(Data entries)
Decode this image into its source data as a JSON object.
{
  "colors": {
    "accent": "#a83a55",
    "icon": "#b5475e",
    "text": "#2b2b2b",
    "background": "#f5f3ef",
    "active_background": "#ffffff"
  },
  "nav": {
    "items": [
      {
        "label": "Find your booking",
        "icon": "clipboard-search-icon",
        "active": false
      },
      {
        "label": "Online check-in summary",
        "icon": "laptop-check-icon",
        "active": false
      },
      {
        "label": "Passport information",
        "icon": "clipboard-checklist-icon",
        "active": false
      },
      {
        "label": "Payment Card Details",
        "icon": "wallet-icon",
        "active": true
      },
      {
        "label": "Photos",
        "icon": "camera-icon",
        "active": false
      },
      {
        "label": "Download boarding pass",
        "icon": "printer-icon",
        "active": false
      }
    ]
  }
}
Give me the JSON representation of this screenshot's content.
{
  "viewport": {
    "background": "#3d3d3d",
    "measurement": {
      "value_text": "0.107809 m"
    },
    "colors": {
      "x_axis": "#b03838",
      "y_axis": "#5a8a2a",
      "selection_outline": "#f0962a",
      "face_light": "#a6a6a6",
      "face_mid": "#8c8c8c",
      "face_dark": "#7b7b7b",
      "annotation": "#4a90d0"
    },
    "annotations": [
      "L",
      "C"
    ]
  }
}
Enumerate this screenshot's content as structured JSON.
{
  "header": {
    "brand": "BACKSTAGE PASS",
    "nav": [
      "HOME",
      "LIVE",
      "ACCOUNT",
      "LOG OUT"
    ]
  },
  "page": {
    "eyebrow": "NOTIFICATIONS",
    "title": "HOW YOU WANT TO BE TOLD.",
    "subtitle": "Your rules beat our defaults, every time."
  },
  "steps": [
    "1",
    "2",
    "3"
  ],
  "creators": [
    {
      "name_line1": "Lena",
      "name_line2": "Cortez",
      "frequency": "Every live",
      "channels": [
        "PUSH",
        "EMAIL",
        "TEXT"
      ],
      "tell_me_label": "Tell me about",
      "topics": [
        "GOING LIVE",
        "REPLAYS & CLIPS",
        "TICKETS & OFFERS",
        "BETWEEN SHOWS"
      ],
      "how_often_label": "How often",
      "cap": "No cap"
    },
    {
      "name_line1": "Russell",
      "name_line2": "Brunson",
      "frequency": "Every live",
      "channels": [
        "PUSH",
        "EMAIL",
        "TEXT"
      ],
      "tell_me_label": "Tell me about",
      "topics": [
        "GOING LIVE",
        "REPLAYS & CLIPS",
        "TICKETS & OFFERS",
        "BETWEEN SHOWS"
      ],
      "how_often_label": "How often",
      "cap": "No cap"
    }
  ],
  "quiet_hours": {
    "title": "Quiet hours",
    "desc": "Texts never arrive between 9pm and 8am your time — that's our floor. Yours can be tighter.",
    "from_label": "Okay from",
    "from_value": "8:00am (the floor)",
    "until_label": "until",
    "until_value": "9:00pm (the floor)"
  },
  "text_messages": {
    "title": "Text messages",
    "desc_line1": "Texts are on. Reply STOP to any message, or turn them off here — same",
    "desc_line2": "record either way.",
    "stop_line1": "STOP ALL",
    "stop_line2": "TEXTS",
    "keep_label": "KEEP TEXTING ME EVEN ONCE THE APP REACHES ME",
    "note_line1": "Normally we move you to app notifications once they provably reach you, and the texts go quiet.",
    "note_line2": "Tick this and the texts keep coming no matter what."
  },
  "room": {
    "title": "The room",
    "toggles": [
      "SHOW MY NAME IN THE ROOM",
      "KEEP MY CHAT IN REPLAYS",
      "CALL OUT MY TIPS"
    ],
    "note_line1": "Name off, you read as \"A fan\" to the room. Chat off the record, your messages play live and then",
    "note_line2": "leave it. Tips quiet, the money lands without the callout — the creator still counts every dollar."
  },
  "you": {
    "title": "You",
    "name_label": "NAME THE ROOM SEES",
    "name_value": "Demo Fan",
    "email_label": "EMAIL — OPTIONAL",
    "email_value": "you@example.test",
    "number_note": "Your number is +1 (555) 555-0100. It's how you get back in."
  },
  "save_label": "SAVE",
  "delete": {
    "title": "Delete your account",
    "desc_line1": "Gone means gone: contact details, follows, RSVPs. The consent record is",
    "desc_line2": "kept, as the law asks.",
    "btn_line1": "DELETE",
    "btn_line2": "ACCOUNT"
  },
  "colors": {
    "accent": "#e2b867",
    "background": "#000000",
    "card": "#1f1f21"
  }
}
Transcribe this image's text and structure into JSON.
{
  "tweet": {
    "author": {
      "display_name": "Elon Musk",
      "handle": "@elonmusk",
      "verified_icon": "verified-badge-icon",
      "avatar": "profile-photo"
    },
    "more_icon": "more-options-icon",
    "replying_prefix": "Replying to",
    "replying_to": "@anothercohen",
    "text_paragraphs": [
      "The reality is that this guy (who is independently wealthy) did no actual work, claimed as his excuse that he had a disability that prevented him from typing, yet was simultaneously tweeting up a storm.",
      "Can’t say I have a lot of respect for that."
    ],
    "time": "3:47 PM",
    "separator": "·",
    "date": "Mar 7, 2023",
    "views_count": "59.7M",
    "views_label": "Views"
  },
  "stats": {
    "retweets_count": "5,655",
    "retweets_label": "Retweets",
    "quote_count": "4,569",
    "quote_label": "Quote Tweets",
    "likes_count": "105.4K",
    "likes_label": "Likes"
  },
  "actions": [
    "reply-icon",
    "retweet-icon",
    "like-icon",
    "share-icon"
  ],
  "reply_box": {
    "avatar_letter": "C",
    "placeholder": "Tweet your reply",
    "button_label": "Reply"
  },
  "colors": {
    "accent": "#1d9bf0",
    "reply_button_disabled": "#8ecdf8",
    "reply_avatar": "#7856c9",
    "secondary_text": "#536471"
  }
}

**Work to complete:** Copy out each record exactly as given, omitting none.

**Complete output:**
Decode this image into its source data as a JSON object.
{
  "colors": {
    "accent": "#a83a55",
    "icon": "#b5475e",
    "text": "#2b2b2b",
    "background": "#f5f3ef",
    "active_background": "#ffffff"
  },
  "nav": {
    "items": [
      {
        "label": "Find your booking",
        "icon": "clipboard-search-icon",
        "active": false
      },
      {
        "label": "Online check-in summary",
        "icon": "laptop-check-icon",
        "active": false
      },
      {
        "label": "Passport information",
        "icon": "clipboard-checklist-icon",
        "active": false
      },
      {
        "label": "Payment Card Details",
        "icon": "wallet-icon",
        "active": true
      },
      {
        "label": "Photos",
        "icon": "camera-icon",
        "active": false
      },
      {
        "label": "Download boarding pass",
        "icon": "printer-icon",
        "active": false
      }
    ]
  }
}
Give me the JSON representation of this screenshot's content.
{
  "viewport": {
    "background": "#3d3d3d",
    "measurement": {
      "value_text": "0.107809 m"
    },
    "colors": {
      "x_axis": "#b03838",
      "y_axis": "#5a8a2a",
      "selection_outline": "#f0962a",
      "face_light": "#a6a6a6",
      "face_mid": "#8c8c8c",
      "face_dark": "#7b7b7b",
      "annotation": "#4a90d0"
    },
    "annotations": [
      "L",
      "C"
    ]
  }
}
Enumerate this screenshot's content as structured JSON.
{
  "header": {
    "brand": "BACKSTAGE PASS",
    "nav": [
      "HOME",
      "LIVE",
      "ACCOUNT",
      "LOG OUT"
    ]
  },
  "page": {
    "eyebrow": "NOTIFICATIONS",
    "title": "HOW YOU WANT TO BE TOLD.",
    "subtitle": "Your rules beat our defaults, every time."
  },
  "steps": [
    "1",
    "2",
    "3"
  ],
  "creators": [
    {
      "name_line1": "Lena",
      "name_line2": "Cortez",
      "frequency": "Every live",
      "channels": [
        "PUSH",
        "EMAIL",
        "TEXT"
      ],
      "tell_me_label": "Tell me about",
      "topics": [
        "GOING LIVE",
        "REPLAYS & CLIPS",
        "TICKETS & OFFERS",
        "BETWEEN SHOWS"
      ],
      "how_often_label": "How often",
      "cap": "No cap"
    },
    {
      "name_line1": "Russell",
      "name_line2": "Brunson",
      "frequency": "Every live",
      "channels": [
        "PUSH",
        "EMAIL",
        "TEXT"
      ],
      "tell_me_label": "Tell me about",
      "topics": [
        "GOING LIVE",
        "REPLAYS & CLIPS",
        "TICKETS & OFFERS",
        "BETWEEN SHOWS"
      ],
      "how_often_label": "How often",
      "cap": "No cap"
    }
  ],
  "quiet_hours": {
    "title": "Quiet hours",
    "desc": "Texts never arrive between 9pm and 8am your time — that's our floor. Yours can be tighter.",
    "from_label": "Okay from",
    "from_value": "8:00am (the floor)",
    "until_label": "until",
    "until_value": "9:00pm (the floor)"
  },
  "text_messages": {
    "title": "Text messages",
    "desc_line1": "Texts are on. Reply STOP to any message, or turn them off here — same",
    "desc_line2": "record either way.",
    "stop_line1": "STOP ALL",
    "stop_line2": "TEXTS",
    "keep_label": "KEEP TEXTING ME EVEN ONCE THE APP REACHES ME",
    "note_line1": "Normally we move you to app notifications once they provably reach you, and the texts go quiet.",
    "note_line2": "Tick this and the texts keep coming no matter what."
  },
  "room": {
    "title": "The room",
    "toggles": [
      "SHOW MY NAME IN THE ROOM",
      "KEEP MY CHAT IN REPLAYS",
      "CALL OUT MY TIPS"
    ],
    "note_line1": "Name off, you read as \"A fan\" to the room. Chat off the record, your messages play live and then",
    "note_line2": "leave it. Tips quiet, the money lands without the callout — the creator still counts every dollar."
  },
  "you": {
    "title": "You",
    "name_label": "NAME THE ROOM SEES",
    "name_value": "Demo Fan",
    "email_label": "EMAIL — OPTIONAL",
    "email_value": "you@example.test",
    "number_note": "Your number is +1 (555) 555-0100. It's how you get back in."
  },
  "save_label": "SAVE",
  "delete": {
    "title": "Delete your account",
    "desc_line1": "Gone means gone: contact details, follows, RSVPs. The consent record is",
    "desc_line2": "kept, as the law asks.",
    "btn_line1": "DELETE",
    "btn_line2": "ACCOUNT"
  },
  "colors": {
    "accent": "#e2b867",
    "background": "#000000",
    "card": "#1f1f21"
  }
}
Transcribe this image's text and structure into JSON.
{
  "tweet": {
    "author": {
      "display_name": "Elon Musk",
      "handle": "@elonmusk",
      "verified_icon": "verified-badge-icon",
      "avatar": "profile-photo"
    },
    "more_icon": "more-options-icon",
    "replying_prefix": "Replying to",
    "replying_to": "@anothercohen",
    "text_paragraphs": [
      "The reality is that this guy (who is independently wealthy) did no actual work, claimed as his excuse that he had a disability that prevented him from typing, yet was simultaneously tweeting up a storm.",
      "Can’t say I have a lot of respect for that."
    ],
    "time": "3:47 PM",
    "separator": "·",
    "date": "Mar 7, 2023",
    "views_count": "59.7M",
    "views_label": "Views"
  },
  "stats": {
    "retweets_count": "5,655",
    "retweets_label": "Retweets",
    "quote_count": "4,569",
    "quote_label": "Quote Tweets",
    "likes_count": "105.4K",
    "likes_label": "Likes"
  },
  "actions": [
    "reply-icon",
    "retweet-icon",
    "like-icon",
    "share-icon"
  ],
  "reply_box": {
    "avatar_letter": "C",
    "placeholder": "Tweet your reply",
    "button_label": "Reply"
  },
  "colors": {
    "accent": "#1d9bf0",
    "reply_button_disabled": "#8ecdf8",
    "reply_avatar": "#7856c9",
    "secondary_text": "#536471"
  }
}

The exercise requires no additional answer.